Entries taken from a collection
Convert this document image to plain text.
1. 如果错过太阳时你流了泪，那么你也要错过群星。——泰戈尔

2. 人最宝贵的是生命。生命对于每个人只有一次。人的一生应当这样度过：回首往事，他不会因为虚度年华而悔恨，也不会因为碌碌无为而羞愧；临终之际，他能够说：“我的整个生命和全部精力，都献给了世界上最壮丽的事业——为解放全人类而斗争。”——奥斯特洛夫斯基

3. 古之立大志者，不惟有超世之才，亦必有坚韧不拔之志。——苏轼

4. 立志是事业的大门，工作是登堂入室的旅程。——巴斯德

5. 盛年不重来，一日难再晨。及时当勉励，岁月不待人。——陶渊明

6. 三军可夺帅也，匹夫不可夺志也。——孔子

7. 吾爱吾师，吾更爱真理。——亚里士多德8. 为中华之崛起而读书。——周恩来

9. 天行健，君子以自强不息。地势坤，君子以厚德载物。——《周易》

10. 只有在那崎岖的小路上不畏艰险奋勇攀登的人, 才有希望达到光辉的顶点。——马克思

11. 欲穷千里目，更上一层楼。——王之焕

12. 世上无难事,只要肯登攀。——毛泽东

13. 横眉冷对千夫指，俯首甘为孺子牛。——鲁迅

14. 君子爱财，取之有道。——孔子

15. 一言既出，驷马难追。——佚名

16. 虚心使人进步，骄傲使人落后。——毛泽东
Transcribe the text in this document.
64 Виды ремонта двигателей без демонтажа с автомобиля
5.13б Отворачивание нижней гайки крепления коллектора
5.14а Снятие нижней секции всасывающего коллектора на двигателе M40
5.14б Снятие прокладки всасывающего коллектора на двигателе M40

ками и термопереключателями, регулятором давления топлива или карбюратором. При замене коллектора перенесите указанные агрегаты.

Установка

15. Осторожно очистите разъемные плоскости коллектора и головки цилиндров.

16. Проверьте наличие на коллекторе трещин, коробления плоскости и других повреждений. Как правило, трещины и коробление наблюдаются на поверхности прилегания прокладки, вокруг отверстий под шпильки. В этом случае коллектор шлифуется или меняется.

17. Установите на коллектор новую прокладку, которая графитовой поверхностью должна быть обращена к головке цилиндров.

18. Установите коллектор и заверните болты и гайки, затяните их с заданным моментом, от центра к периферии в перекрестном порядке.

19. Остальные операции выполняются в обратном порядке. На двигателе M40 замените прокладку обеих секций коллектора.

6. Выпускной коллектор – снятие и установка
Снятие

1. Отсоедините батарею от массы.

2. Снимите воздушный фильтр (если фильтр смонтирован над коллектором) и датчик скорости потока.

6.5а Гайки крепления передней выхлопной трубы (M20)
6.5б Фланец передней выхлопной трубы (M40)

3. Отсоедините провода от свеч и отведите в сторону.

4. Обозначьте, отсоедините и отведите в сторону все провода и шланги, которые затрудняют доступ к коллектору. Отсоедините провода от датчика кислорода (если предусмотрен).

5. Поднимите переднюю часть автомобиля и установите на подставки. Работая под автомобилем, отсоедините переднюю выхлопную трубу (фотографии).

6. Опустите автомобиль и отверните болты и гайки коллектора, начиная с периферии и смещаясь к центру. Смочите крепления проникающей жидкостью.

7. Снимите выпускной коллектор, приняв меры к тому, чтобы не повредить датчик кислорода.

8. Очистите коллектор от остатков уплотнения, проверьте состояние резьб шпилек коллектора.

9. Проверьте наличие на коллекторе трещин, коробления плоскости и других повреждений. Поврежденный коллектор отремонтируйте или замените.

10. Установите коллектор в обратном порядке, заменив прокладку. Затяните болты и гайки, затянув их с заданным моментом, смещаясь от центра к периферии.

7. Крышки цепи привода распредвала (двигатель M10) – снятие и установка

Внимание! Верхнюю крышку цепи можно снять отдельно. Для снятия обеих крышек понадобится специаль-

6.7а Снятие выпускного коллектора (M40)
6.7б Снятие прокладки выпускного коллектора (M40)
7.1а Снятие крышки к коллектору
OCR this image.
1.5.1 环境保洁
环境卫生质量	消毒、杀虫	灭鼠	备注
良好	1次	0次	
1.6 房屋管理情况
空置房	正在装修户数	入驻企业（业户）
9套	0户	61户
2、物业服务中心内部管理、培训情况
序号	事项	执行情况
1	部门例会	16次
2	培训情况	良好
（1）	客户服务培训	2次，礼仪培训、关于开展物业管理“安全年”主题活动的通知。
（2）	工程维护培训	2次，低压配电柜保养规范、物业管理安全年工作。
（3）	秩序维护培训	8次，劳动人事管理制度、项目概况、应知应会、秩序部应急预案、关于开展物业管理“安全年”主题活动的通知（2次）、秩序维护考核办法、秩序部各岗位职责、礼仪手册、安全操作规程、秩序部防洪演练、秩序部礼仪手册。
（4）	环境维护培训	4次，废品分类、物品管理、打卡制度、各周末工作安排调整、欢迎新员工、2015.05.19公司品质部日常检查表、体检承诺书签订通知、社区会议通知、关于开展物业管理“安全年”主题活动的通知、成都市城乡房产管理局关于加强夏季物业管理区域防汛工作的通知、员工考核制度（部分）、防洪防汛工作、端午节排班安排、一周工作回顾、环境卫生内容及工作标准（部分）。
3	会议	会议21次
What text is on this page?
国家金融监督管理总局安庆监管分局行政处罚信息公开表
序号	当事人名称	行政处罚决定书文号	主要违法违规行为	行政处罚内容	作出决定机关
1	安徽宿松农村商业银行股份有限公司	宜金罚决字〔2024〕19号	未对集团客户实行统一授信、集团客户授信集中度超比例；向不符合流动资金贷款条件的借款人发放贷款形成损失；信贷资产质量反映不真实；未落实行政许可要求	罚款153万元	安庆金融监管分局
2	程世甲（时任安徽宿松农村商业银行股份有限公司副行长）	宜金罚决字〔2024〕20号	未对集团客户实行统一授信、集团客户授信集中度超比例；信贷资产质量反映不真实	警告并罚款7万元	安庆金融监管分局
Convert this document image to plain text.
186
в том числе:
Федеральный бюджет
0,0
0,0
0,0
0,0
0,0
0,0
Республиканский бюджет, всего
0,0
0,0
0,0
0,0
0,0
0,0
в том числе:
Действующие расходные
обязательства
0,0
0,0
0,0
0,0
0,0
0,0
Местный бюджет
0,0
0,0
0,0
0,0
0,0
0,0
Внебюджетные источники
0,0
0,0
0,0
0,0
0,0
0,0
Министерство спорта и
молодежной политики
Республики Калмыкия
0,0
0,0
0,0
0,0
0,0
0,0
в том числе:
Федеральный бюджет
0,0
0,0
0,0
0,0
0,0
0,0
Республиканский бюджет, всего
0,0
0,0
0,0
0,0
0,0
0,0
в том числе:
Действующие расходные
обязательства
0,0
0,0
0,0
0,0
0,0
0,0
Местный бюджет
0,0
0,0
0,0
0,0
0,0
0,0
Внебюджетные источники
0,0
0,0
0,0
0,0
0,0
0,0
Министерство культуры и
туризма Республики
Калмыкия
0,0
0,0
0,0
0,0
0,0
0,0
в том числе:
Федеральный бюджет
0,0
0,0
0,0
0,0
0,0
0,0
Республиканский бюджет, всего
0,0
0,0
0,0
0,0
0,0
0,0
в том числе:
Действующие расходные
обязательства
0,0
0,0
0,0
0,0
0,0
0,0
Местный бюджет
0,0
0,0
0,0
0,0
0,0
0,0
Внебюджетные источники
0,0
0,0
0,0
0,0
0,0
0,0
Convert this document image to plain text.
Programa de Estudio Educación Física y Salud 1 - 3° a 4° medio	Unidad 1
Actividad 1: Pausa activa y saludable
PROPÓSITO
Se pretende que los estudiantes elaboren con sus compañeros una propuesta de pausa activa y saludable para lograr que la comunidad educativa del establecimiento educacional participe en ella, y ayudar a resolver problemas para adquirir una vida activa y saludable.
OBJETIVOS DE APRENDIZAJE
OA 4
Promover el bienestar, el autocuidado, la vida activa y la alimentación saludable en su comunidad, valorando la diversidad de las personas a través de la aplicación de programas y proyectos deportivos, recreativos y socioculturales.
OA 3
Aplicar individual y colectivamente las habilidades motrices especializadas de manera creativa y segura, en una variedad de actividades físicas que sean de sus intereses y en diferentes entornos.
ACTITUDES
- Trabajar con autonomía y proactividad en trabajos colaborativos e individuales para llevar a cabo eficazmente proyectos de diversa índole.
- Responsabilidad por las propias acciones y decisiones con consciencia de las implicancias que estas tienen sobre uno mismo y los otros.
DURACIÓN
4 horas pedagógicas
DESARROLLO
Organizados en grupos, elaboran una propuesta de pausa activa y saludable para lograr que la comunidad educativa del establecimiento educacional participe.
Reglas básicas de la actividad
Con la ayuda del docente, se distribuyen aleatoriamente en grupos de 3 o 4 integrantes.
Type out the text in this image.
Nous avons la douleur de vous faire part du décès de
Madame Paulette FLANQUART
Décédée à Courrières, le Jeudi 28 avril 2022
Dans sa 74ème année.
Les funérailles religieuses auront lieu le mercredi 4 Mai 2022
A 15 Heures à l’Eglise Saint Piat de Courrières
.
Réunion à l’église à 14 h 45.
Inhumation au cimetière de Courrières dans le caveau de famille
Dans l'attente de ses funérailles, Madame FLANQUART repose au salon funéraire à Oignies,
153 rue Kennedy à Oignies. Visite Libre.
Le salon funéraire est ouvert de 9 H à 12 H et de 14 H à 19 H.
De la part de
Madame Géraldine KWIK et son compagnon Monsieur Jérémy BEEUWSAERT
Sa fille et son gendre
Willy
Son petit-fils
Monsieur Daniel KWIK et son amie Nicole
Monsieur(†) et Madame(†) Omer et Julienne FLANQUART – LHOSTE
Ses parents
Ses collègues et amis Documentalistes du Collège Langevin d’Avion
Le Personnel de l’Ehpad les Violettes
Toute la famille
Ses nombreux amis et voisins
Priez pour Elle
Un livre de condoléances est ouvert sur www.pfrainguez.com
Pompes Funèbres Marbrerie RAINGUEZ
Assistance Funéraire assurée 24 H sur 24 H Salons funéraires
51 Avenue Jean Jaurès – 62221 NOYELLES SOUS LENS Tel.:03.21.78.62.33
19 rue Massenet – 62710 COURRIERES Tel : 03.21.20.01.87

__Instructions for the task__:
Of all the lines above, how many contain the word "трещин"? Give the number and nothing else.

__Exercise solution__:
2